> Challenge
Render the data below as a Markdown table with the columns Index and Entry. Start at the line containing "segment this screenshot: for" and end at the line containing "272, 272, 340]". Number each row, skip blank lines, and include no other lines.

> Recorded information
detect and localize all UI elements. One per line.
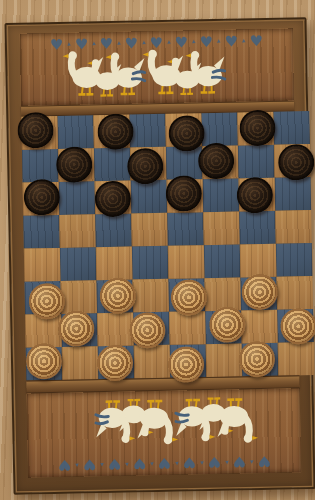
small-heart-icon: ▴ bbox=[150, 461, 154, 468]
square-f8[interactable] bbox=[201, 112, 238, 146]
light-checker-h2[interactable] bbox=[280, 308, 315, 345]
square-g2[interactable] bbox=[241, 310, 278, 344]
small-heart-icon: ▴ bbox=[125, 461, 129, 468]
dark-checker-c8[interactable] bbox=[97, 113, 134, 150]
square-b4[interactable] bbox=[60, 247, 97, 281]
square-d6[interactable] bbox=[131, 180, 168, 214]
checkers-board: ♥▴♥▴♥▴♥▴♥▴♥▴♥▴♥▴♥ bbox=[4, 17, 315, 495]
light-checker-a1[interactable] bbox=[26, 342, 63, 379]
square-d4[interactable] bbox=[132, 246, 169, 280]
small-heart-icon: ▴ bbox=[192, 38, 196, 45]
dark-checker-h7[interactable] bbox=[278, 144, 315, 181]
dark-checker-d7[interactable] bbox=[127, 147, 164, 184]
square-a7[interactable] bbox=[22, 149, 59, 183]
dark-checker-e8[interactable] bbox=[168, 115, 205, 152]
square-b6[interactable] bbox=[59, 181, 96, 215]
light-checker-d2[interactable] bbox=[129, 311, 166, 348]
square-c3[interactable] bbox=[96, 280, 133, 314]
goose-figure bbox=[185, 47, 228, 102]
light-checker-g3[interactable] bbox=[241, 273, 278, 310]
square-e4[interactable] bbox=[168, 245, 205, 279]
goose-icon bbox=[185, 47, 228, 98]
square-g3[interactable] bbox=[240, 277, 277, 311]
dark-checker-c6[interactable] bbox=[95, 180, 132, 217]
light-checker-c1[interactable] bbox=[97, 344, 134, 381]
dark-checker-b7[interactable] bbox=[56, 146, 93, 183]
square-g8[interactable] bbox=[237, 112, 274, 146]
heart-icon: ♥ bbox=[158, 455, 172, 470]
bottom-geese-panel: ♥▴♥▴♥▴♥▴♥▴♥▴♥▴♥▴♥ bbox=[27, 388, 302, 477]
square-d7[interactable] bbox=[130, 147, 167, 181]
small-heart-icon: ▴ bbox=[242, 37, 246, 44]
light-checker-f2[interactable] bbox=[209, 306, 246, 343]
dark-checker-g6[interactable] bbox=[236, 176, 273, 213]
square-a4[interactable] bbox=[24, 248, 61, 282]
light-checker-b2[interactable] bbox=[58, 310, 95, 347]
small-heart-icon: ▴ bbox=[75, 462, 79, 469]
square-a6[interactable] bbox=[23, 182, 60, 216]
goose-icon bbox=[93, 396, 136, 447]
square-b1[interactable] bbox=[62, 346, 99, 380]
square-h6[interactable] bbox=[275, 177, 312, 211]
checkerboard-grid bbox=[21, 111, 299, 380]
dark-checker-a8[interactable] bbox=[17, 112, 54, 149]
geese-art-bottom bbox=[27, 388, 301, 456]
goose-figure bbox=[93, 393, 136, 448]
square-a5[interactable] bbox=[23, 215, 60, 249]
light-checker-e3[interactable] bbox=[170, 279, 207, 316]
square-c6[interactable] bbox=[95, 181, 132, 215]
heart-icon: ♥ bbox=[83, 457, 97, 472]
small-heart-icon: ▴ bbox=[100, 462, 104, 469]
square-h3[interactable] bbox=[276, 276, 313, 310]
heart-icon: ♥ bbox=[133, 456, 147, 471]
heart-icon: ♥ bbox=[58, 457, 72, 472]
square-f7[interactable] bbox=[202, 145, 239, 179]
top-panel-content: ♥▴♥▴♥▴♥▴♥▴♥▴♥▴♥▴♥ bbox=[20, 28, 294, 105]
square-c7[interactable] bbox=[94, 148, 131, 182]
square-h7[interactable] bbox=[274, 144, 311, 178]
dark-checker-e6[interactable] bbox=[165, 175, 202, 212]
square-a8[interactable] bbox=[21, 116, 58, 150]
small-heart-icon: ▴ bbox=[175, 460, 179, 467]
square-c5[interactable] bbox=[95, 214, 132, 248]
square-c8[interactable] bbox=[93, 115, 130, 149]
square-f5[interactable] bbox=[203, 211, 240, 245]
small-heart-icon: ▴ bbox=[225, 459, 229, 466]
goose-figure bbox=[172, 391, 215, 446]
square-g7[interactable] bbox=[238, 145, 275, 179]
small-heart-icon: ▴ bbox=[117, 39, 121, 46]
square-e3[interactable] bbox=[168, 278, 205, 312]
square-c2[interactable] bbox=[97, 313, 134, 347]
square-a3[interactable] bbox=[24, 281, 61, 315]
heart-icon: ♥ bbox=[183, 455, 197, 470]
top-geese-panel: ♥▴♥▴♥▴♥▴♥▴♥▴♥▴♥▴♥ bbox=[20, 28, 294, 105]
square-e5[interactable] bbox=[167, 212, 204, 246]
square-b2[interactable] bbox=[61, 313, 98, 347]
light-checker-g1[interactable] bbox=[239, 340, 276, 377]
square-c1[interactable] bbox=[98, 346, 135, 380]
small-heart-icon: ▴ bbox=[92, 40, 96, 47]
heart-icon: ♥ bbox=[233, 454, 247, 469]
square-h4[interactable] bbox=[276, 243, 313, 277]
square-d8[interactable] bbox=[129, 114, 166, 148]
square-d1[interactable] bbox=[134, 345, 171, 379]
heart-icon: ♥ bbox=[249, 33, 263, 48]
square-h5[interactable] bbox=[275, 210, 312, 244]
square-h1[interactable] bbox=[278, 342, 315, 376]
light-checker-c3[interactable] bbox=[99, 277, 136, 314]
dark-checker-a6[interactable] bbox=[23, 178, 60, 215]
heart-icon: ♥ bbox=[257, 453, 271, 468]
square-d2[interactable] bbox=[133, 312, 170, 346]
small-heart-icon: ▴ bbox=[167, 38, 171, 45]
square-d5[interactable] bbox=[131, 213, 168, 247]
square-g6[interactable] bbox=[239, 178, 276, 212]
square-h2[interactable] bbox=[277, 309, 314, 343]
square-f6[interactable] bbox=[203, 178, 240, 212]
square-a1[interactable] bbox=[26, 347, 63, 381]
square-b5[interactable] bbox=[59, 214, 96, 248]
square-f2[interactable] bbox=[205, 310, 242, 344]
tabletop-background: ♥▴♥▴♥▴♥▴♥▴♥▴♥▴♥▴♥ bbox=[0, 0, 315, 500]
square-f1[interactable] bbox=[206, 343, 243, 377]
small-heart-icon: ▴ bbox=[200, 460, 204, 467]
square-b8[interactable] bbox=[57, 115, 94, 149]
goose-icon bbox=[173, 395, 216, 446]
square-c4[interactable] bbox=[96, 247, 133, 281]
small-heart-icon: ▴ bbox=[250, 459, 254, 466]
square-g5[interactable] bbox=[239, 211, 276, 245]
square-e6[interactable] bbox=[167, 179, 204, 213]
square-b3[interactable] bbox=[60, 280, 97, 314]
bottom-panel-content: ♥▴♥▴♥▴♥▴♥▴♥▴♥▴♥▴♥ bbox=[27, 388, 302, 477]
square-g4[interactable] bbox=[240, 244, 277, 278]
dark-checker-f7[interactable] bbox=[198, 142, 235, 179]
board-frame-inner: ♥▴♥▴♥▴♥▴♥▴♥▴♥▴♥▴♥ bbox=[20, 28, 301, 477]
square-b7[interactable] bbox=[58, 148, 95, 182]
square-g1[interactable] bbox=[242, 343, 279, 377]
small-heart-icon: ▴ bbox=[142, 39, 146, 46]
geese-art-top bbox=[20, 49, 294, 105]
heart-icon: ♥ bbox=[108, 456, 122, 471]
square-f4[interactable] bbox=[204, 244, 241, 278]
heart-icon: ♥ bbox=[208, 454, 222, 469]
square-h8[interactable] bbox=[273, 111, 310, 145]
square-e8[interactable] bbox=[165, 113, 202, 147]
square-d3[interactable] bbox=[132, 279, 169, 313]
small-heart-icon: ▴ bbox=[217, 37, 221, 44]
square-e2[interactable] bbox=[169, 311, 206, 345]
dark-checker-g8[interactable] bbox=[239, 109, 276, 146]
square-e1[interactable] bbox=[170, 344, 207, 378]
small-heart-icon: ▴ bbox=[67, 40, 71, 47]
--
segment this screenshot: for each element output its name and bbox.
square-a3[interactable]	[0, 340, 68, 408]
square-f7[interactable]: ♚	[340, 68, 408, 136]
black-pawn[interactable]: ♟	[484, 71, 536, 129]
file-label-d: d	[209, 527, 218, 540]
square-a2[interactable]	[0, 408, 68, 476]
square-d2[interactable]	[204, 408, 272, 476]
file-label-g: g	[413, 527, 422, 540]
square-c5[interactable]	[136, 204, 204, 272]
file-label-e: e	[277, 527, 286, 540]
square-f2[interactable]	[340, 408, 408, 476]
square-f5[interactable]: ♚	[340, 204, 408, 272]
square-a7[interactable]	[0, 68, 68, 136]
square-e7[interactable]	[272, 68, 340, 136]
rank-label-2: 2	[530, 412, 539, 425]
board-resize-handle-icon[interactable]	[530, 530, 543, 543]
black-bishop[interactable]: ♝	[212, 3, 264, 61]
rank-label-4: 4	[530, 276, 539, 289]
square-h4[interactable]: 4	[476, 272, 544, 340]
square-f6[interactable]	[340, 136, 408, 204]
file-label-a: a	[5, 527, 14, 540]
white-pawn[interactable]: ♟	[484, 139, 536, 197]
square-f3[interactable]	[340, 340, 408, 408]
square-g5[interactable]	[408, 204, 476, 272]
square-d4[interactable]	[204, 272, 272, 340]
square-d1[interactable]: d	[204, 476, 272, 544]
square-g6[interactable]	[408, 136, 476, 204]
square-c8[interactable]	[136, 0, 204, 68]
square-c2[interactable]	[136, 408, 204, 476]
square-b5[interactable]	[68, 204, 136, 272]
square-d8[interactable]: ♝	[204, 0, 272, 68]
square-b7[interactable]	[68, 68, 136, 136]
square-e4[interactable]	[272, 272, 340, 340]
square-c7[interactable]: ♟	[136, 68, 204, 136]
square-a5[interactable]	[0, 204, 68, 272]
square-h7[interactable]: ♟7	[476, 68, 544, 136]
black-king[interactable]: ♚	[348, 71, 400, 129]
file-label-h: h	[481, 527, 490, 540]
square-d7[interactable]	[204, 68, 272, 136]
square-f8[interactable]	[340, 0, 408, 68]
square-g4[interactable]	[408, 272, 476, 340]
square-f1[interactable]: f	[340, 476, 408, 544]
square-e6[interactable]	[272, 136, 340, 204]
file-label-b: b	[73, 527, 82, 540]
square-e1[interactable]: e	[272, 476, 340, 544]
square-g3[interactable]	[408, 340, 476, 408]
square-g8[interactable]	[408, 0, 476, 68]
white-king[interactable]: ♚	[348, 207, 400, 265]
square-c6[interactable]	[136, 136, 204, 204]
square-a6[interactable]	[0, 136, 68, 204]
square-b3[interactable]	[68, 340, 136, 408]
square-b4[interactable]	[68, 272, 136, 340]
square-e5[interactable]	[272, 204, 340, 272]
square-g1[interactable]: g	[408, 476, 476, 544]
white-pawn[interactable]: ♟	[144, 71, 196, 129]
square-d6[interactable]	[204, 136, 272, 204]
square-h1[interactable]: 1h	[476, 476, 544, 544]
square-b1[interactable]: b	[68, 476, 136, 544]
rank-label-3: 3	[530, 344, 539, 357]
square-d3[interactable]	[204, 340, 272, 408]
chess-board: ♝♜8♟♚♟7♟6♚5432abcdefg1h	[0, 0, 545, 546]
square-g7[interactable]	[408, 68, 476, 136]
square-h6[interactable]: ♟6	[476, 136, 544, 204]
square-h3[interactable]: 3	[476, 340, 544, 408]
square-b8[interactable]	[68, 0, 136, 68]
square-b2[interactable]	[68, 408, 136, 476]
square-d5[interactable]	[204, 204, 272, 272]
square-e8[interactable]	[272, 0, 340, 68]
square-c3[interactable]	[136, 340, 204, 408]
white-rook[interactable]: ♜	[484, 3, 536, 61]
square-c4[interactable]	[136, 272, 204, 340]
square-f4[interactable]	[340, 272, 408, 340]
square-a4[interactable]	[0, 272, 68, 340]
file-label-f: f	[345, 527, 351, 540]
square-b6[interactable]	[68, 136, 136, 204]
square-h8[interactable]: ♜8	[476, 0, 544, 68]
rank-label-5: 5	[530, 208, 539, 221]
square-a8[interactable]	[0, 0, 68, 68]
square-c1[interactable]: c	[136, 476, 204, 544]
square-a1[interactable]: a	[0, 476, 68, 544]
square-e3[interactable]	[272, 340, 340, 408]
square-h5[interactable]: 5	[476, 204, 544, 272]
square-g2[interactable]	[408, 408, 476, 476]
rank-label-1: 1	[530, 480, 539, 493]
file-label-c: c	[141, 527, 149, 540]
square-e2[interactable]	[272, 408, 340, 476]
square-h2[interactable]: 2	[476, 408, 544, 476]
--
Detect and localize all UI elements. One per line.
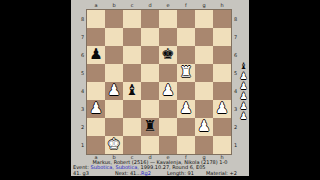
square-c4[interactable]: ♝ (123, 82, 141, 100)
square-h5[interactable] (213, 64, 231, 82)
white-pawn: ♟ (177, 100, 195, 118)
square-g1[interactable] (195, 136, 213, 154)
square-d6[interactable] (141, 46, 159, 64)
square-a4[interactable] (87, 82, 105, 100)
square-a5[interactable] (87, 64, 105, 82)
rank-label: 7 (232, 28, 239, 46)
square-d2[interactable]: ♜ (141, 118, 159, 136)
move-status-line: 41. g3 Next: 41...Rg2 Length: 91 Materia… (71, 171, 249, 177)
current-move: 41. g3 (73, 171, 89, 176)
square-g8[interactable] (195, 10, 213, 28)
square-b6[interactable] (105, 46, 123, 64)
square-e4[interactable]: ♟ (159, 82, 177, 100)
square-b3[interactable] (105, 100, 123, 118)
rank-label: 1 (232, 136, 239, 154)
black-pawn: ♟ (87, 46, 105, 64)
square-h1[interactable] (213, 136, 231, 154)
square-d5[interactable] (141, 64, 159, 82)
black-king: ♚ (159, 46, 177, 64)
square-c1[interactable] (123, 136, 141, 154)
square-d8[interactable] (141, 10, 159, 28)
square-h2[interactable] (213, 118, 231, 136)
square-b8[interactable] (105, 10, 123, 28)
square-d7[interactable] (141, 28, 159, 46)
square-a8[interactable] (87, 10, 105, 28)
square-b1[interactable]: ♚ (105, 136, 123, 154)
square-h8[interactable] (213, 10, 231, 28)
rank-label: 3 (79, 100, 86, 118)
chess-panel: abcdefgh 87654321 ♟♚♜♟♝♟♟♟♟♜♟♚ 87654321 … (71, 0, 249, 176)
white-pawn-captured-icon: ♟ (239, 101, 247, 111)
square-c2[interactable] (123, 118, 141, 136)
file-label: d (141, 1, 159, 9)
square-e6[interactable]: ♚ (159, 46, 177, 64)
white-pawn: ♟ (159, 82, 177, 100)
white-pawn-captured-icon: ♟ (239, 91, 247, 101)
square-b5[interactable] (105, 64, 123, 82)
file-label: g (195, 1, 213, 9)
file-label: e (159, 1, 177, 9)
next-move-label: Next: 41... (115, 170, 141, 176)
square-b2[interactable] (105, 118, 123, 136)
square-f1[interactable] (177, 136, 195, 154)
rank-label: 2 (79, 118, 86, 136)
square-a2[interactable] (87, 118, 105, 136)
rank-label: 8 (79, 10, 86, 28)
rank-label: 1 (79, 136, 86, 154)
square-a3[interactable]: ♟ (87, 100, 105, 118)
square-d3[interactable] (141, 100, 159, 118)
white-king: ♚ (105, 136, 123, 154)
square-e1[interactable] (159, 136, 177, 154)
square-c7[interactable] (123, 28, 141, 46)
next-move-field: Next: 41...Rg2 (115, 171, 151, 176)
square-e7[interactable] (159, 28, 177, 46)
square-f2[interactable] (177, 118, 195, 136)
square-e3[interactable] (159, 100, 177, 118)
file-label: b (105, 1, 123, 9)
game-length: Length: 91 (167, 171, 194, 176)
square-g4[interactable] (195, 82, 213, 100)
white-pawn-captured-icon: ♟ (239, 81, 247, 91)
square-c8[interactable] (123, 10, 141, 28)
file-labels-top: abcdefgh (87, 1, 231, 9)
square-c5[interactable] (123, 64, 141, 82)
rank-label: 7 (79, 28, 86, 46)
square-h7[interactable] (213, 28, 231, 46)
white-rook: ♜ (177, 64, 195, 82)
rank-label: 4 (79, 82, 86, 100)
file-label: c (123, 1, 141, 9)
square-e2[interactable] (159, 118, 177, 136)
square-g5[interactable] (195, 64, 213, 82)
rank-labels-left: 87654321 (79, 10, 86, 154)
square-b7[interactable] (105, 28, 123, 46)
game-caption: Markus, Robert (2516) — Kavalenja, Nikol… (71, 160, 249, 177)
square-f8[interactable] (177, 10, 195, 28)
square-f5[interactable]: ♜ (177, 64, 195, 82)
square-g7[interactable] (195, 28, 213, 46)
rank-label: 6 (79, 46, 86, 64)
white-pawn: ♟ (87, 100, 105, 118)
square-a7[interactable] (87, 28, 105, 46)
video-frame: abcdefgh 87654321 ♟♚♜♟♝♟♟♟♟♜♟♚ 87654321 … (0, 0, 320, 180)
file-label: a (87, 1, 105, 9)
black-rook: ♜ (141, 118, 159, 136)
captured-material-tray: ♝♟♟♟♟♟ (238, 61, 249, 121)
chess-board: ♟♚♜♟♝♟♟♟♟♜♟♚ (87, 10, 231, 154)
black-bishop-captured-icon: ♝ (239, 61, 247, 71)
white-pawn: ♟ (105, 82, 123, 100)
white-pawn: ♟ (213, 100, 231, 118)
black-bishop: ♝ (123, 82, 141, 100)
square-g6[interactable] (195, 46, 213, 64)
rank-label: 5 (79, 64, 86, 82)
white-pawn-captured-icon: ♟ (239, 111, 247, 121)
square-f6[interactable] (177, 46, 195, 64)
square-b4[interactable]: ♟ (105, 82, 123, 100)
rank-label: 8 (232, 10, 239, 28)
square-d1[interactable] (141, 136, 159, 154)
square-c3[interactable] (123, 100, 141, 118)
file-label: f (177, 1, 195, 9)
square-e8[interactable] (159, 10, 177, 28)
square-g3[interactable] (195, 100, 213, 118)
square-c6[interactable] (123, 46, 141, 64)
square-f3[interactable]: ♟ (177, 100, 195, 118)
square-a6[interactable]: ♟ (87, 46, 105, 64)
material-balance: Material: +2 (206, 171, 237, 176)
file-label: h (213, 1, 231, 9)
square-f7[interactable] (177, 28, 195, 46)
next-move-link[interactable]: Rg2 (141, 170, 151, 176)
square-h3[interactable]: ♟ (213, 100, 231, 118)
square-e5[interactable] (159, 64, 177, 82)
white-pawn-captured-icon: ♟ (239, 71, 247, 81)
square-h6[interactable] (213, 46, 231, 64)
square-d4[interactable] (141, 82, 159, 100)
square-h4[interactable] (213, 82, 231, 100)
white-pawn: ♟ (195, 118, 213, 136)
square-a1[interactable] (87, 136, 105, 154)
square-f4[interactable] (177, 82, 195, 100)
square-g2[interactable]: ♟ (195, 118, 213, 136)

> Solution to this exercise
| Index | Entry |
|---|---|
| 1 | segment this screenshot: for each element output its name and bbox. |
| 2 | square-a3[interactable]	[0, 340, 68, 408] |
| 3 | square-f7[interactable]: ♚	[340, 68, 408, 136] |
| 4 | black-pawn[interactable]: ♟	[484, 71, 536, 129] |
| 5 | file-label-d: d	[209, 527, 218, 540] |
| 6 | square-a2[interactable]	[0, 408, 68, 476] |
| 7 | square-d2[interactable]	[204, 408, 272, 476] |
| 8 | file-label-g: g	[413, 527, 422, 540] |
| 9 | square-c5[interactable]	[136, 204, 204, 272] |
| 10 | file-label-e: e	[277, 527, 286, 540] |
| 11 | square-f2[interactable]	[340, 408, 408, 476] |
| 12 | square-f5[interactable]: ♚	[340, 204, 408, 272] |
| 13 | square-a7[interactable]	[0, 68, 68, 136] |
| 14 | square-e7[interactable]	[272, 68, 340, 136] |
| 15 | rank-label-2: 2	[530, 412, 539, 425] |
| 16 | board-resize-handle-icon[interactable]	[530, 530, 543, 543] |
| 17 | black-bishop[interactable]: ♝	[212, 3, 264, 61] |
| 18 | rank-label-4: 4	[530, 276, 539, 289] |
| 19 | square-h4[interactable]: 4	[476, 272, 544, 340] |
| 20 | square-f6[interactable]	[340, 136, 408, 204] |
| 21 | file-label-a: a	[5, 527, 14, 540] |
| 22 | white-pawn[interactable]: ♟	[484, 139, 536, 197] |
| 23 | square-f3[interactable]	[340, 340, 408, 408] |
| 24 | square-g5[interactable]	[408, 204, 476, 272] |
| 25 | square-d4[interactable]	[204, 272, 272, 340] |